WHAT IS EXPECTED ->
Extract all lines in the data that contain the word "this".

::: SUPPLIED DATA :::

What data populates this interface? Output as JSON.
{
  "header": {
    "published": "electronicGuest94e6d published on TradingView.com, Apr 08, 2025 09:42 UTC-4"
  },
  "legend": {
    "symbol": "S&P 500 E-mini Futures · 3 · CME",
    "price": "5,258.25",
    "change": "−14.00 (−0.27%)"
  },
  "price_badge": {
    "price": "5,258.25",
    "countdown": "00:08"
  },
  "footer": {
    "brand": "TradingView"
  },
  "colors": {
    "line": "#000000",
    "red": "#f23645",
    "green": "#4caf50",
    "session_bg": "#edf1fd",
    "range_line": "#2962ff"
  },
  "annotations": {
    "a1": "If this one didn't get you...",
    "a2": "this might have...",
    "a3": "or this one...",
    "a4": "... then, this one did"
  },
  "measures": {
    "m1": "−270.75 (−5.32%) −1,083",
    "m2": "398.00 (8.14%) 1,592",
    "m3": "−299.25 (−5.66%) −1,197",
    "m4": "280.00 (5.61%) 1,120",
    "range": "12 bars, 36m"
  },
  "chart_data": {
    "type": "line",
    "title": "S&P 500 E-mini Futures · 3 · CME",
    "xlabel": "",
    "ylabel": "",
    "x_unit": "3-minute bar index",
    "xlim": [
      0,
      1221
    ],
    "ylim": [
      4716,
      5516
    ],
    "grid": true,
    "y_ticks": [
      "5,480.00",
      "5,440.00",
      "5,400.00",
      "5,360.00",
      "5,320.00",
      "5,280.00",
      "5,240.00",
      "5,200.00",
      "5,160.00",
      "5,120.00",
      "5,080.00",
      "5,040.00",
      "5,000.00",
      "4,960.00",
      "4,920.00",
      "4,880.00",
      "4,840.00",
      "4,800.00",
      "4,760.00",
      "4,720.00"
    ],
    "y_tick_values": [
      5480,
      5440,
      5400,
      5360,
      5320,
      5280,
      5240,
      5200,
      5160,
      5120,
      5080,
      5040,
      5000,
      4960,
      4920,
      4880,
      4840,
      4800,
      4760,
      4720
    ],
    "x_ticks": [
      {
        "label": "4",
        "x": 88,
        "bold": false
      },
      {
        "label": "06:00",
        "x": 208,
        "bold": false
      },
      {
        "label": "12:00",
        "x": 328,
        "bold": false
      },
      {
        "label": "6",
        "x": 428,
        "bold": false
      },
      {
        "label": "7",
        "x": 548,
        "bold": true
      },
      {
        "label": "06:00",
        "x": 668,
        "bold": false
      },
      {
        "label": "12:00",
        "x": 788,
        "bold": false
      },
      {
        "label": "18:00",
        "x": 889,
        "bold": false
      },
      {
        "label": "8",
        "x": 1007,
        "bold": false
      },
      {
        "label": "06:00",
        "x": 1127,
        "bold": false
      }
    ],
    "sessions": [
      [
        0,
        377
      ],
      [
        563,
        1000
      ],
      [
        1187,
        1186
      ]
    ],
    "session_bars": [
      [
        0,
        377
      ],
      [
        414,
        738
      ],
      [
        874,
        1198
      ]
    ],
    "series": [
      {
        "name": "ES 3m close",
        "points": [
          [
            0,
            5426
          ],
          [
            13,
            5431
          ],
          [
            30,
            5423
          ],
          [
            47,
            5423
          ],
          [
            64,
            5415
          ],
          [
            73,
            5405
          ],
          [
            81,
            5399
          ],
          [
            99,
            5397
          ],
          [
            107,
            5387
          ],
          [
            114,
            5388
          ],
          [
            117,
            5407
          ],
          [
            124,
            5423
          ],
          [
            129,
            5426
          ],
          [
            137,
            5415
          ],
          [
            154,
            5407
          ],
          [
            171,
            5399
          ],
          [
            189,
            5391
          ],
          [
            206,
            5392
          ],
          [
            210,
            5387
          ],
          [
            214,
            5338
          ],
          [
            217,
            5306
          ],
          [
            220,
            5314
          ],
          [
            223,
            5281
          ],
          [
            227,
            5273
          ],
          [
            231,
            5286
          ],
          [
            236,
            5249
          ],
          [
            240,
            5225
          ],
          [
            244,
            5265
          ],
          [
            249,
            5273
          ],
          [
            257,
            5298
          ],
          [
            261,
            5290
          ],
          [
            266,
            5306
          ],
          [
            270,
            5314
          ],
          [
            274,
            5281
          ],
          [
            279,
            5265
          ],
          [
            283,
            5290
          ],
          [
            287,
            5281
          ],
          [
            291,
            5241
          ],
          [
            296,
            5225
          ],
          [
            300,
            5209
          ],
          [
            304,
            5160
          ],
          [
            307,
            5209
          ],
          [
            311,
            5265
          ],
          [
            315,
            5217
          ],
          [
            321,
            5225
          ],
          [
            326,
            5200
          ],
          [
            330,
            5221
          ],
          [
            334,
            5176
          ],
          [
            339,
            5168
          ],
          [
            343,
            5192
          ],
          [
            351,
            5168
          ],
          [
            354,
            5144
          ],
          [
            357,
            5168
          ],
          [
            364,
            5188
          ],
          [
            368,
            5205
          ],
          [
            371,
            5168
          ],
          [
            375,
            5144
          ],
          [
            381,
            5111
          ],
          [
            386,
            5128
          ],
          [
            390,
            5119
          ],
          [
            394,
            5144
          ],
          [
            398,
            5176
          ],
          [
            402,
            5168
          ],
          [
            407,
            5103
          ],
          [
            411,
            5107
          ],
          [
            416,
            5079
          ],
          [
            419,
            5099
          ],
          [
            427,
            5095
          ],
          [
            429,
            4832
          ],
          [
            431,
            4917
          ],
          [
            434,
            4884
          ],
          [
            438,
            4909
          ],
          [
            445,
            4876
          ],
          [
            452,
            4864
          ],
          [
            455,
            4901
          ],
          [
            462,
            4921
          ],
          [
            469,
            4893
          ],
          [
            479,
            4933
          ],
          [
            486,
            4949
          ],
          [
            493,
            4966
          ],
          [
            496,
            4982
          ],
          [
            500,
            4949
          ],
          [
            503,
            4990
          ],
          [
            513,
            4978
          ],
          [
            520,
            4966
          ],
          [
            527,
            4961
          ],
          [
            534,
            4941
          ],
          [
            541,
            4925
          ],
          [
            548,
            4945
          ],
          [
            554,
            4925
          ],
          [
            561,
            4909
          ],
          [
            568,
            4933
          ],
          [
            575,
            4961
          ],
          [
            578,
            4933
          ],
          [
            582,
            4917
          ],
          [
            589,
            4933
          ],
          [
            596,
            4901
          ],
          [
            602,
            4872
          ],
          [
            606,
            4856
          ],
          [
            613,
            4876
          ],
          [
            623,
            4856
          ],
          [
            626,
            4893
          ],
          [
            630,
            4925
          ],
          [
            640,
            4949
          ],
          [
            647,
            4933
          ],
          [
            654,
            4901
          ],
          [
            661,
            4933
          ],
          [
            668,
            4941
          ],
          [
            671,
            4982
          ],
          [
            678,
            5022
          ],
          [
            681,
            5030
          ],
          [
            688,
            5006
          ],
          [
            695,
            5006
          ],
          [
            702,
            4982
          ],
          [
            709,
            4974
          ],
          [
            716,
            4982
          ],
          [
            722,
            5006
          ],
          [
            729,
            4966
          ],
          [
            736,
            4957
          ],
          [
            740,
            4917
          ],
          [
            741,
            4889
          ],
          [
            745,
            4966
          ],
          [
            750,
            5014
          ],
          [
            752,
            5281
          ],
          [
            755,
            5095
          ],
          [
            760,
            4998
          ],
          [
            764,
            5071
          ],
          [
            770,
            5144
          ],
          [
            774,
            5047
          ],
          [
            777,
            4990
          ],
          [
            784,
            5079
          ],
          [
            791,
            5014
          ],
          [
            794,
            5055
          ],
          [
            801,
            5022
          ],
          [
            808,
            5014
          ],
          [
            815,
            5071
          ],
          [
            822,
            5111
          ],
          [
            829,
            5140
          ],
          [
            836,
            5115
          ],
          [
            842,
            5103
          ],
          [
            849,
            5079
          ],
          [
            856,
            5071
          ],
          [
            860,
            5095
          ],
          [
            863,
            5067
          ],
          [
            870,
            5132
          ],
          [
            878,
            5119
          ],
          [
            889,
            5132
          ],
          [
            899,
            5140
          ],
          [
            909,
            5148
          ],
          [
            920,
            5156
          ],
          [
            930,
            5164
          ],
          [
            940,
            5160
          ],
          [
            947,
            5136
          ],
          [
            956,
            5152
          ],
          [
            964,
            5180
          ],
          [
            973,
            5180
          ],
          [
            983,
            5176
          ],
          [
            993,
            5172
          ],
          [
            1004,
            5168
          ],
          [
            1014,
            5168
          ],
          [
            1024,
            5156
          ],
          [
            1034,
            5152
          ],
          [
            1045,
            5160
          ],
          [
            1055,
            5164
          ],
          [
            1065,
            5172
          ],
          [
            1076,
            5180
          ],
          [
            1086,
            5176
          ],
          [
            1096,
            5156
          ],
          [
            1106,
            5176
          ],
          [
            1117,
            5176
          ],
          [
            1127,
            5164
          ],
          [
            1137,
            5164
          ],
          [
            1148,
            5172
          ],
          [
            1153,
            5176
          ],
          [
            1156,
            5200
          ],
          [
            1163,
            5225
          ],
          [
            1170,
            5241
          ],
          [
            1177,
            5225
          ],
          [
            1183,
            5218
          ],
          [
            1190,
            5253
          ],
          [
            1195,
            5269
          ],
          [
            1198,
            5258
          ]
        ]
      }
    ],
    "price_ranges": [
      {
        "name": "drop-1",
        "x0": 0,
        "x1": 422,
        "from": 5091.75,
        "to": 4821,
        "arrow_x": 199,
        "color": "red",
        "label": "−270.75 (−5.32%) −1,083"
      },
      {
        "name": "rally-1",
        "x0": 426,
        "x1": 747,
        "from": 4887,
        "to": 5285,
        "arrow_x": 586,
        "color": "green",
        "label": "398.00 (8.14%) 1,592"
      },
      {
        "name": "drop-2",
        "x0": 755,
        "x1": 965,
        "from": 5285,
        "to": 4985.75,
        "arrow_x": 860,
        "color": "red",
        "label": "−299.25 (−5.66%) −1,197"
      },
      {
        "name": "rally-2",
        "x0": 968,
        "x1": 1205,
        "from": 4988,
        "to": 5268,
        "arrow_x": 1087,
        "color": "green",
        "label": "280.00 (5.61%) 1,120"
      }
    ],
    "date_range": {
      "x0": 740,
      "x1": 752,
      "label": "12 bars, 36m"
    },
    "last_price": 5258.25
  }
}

:::

FINISHED ANSWER ->
What data populates this interface? Output as JSON.
    "a1": "If this one didn't get you...",
    "a2": "this might have...",
    "a3": "or this one...",
    "a4": "... then, this one did"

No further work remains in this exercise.